#### [Problem]
Check every line of the entries below for the word "cependant", and copy the ones that have it.

__________

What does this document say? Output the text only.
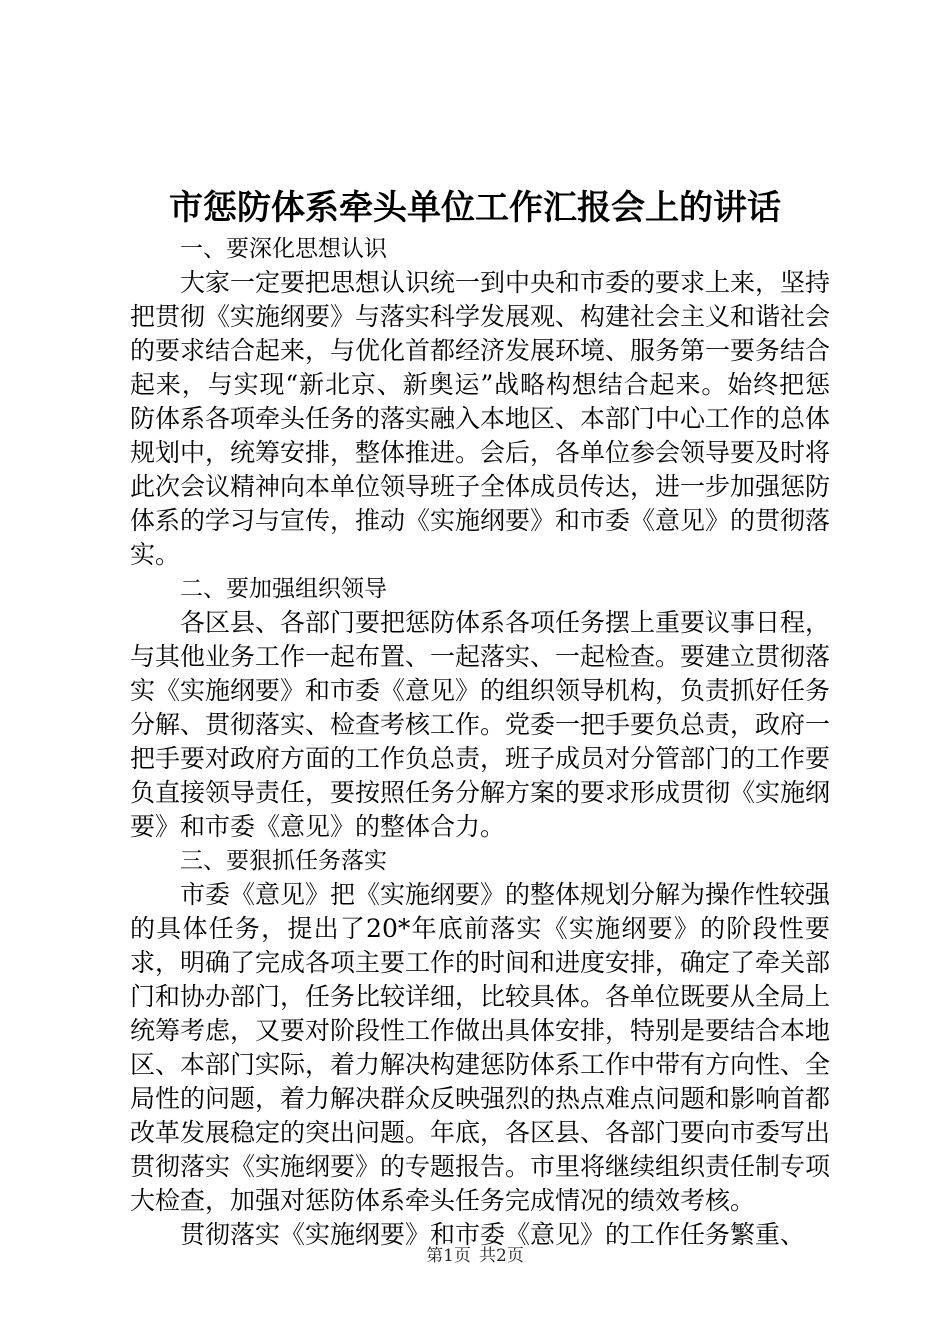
市惩防体系牵头单位工作汇报会上的讲话

一、要深化思想认识

大家一定要把思想认识统一到中央和市委的要求上来，坚持把贯彻《实施纲要》与落实科学发展观、构建社会主义和谐社会的要求结合起来，与优化首都经济发展环境、服务第一要务结合起来，与实现“新北京、新奥运”战略构想结合起来。始终把惩防体系各项牵头任务的落实融入本地区、本部门中心工作的总体规划中，统筹安排，整体推进。会后，各单位参会领导要及时将此次会议精神向本单位领导班子全体成员传达，进一步加强惩防体系的学习与宣传，推动《实施纲要》和市委《意见》的贯彻落实。

二、要加强组织领导

各区县、各部门要把惩防体系各项任务摆上重要议事日程，与其他业务工作一起布置、一起落实、一起检查。要建立贯彻落实《实施纲要》和市委《意见》的组织领导机构，负责抓好任务分解、贯彻落实、检查考核工作。党委一把手要负总责，政府一把手要对政府方面的工作负总责，班子成员对分管部门的工作要负直接领导责任，要按照任务分解方案的要求形成贯彻《实施纲要》和市委《意见》的整体合力。

三、要狠抓任务落实

市委《意见》把《实施纲要》的整体规划分解为操作性较强的具体任务，提出了20*年底前落实《实施纲要》的阶段性要求，明确了完成各项主要工作的时间和进度安排，确定了牵关部门和协办部门，任务比较详细，比较具体。各单位既要从全局上统筹考虑，又要对阶段性工作做出具体安排，特别是要结合本地区、本部门实际，着力解决构建惩防体系工作中带有方向性、全局性的问题，着力解决群众反映强烈的热点难点问题和影响首都改革发展稳定的突出问题。年底，各区县、各部门要向市委写出贯彻落实《实施纲要》的专题报告。市里将继续组织责任制专项大检查，加强对惩防体系牵头任务完成情况的绩效考核。

贯彻落实《实施纲要》和市委《意见》的工作任务繁重、

第1页 共2页
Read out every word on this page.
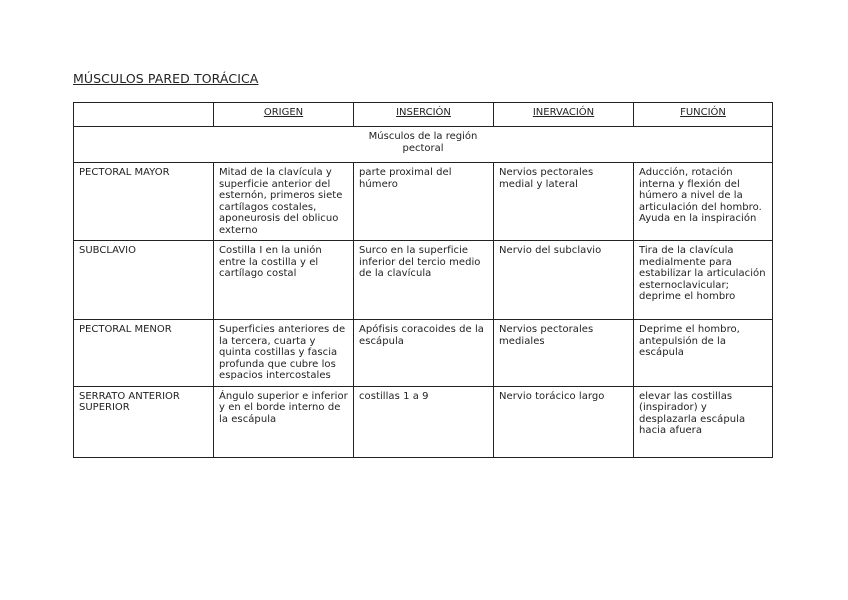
MÚSCULOS PARED TORÁCICA
	ORIGEN	INSERCIÓN	INERVACIÓN	FUNCIÓN

Músculos de la región pectoral				

PECTORAL MAYOR	Mitad de la clavícula y superficie anterior del esternón, primeros siete cartílagos costales, aponeurosis del oblicuo externo	parte proximal del húmero	Nervios pectorales medial y lateral	Aducción, rotación interna y flexión del húmero a nivel de la articulación del hombro. Ayuda en la inspiración
SUBCLAVIO	Costilla I en la unión entre la costilla y el cartílago costal	Surco en la superficie inferior del tercio medio de la clavícula	Nervio del subclavio	Tira de la clavícula medialmente para estabilizar la articulación esternoclavicular; deprime el hombro
PECTORAL MENOR	Superficies anteriores de la tercera, cuarta y quinta costillas y fascia profunda que cubre los espacios intercostales	Apófisis coracoides de la escápula	Nervios pectorales mediales	Deprime el hombro, antepulsión de la escápula
SERRATO ANTERIOR SUPERIOR	Ángulo superior e inferior y en el borde interno de la escápula	costillas 1 a 9	Nervio torácico largo	elevar las costillas (inspirador) y desplazarla escápula hacia afuera
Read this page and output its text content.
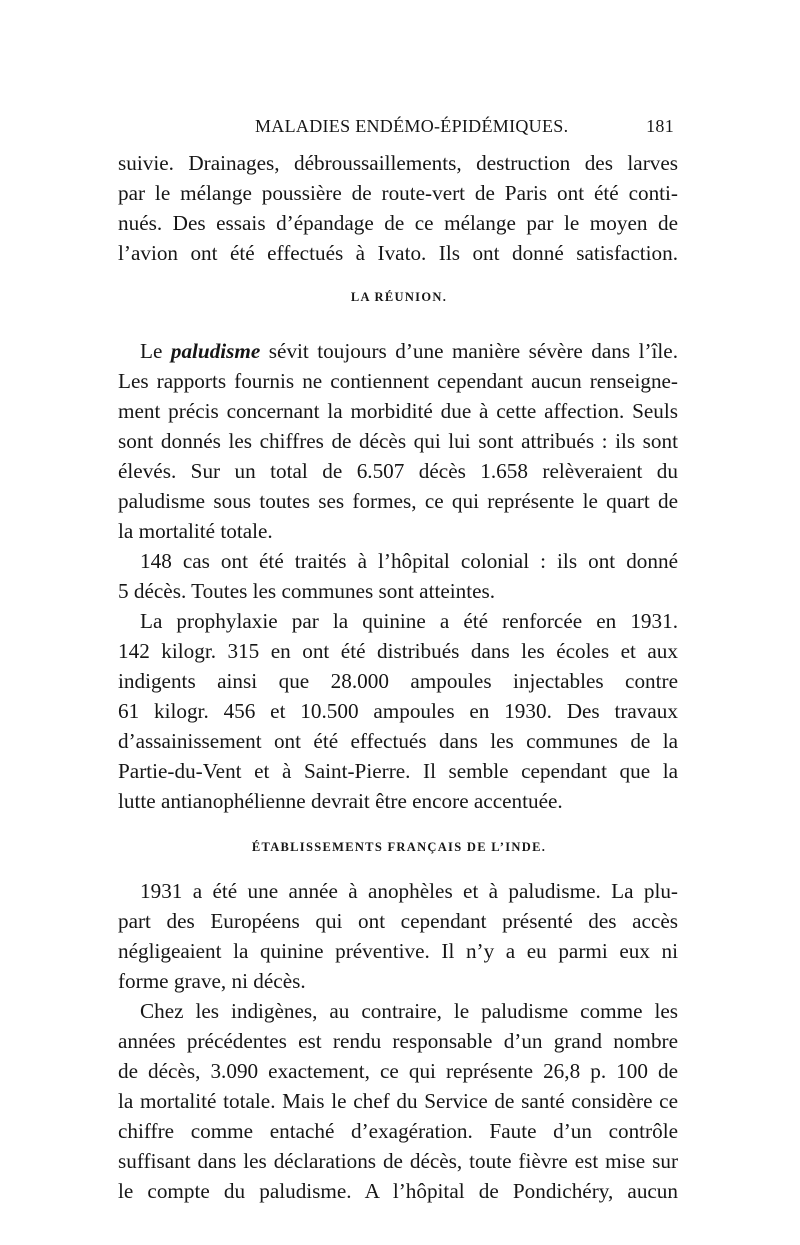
MALADIES ENDÉMO-ÉPIDÉMIQUES.	181
suivie. Drainages, débroussaillements, destruction des larves
par le mélange poussière de route-vert de Paris ont été conti-
nués. Des essais d’épandage de ce mélange par le moyen de
l’avion ont été effectués à Ivato. Ils ont donné satisfaction.
LA RÉUNION.
Le paludisme sévit toujours d’une manière sévère dans l’île.
Les rapports fournis ne contiennent cependant aucun renseigne-
ment précis concernant la morbidité due à cette affection. Seuls
sont donnés les chiffres de décès qui lui sont attribués : ils sont
élevés. Sur un total de 6.507 décès 1.658 relèveraient du
paludisme sous toutes ses formes, ce qui représente le quart de
la mortalité totale.
148 cas ont été traités à l’hôpital colonial : ils ont donné
5 décès. Toutes les communes sont atteintes.
La prophylaxie par la quinine a été renforcée en 1931.
142 kilogr. 315 en ont été distribués dans les écoles et aux
indigents ainsi que 28.000 ampoules injectables contre
61 kilogr. 456 et 10.500 ampoules en 1930. Des travaux
d’assainissement ont été effectués dans les communes de la
Partie-du-Vent et à Saint-Pierre. Il semble cependant que la
lutte antianophélienne devrait être encore accentuée.
ÉTABLISSEMENTS FRANÇAIS DE L’INDE.
1931 a été une année à anophèles et à paludisme. La plu-
part des Européens qui ont cependant présenté des accès
négligeaient la quinine préventive. Il n’y a eu parmi eux ni
forme grave, ni décès.
Chez les indigènes, au contraire, le paludisme comme les
années précédentes est rendu responsable d’un grand nombre
de décès, 3.090 exactement, ce qui représente 26,8 p. 100 de
la mortalité totale. Mais le chef du Service de santé considère ce
chiffre comme entaché d’exagération. Faute d’un contrôle
suffisant dans les déclarations de décès, toute fièvre est mise sur
le compte du paludisme. A l’hôpital de Pondichéry, aucun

__________

#### [Answer to the problem]
Les rapports fournis ne contiennent cependant aucun renseigne-
Partie-du-Vent et à Saint-Pierre. Il semble cependant que la
part des Européens qui ont cependant présenté des accès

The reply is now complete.